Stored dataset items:
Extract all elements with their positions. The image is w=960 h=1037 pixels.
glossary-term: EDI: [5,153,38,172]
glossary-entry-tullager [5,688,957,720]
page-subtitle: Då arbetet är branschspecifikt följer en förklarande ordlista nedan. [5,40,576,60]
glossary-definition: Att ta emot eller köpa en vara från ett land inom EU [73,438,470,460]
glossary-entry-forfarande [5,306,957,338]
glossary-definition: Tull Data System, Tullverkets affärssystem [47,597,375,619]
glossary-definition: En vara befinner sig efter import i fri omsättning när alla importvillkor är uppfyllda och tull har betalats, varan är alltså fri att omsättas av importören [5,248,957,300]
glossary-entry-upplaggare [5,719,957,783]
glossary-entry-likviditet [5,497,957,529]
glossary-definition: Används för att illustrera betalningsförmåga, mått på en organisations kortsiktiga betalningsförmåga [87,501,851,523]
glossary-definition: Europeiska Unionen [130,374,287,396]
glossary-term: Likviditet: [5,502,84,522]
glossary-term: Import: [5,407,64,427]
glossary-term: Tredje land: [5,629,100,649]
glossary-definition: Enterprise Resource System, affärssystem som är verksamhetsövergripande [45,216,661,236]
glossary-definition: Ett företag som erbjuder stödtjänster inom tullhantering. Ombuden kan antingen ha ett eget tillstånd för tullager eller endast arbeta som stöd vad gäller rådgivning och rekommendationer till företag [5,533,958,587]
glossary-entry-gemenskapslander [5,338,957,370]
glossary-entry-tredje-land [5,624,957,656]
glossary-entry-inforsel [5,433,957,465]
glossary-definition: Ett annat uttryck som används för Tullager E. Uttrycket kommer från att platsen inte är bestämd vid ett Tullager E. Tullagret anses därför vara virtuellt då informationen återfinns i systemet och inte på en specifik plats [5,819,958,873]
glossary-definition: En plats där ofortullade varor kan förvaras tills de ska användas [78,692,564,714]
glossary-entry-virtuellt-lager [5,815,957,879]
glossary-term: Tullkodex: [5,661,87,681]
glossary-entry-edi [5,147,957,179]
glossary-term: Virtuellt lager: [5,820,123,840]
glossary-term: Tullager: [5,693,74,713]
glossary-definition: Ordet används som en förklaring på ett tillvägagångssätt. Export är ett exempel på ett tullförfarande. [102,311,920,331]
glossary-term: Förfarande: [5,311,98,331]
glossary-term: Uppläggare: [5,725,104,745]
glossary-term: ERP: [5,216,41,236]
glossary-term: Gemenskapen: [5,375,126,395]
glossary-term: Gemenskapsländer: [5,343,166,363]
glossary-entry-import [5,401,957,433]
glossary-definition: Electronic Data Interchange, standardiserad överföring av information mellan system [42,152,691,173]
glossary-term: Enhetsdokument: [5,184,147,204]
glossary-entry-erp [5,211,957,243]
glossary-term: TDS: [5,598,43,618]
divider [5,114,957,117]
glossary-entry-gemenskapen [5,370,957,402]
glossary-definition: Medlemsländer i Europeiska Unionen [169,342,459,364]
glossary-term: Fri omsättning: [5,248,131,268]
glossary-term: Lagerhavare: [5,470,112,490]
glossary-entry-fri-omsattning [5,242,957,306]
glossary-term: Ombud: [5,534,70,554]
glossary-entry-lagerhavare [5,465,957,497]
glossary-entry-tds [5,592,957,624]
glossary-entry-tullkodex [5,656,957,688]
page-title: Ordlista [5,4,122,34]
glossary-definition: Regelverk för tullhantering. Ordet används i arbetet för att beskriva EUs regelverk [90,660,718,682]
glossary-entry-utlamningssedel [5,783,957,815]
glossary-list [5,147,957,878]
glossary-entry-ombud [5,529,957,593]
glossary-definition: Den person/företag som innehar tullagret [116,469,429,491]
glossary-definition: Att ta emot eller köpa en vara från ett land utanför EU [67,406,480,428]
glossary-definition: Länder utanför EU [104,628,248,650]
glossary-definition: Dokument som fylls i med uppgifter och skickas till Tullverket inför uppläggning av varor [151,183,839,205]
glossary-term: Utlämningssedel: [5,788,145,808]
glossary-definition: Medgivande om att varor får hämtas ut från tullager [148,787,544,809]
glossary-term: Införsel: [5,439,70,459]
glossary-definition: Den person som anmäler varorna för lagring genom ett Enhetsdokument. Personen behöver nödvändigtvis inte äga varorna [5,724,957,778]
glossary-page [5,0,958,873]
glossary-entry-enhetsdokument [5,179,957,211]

= What you should do =
The word "köpa" may occur in lines of the data above; say how many lines hold it, giving only the number.

= Your solution =
2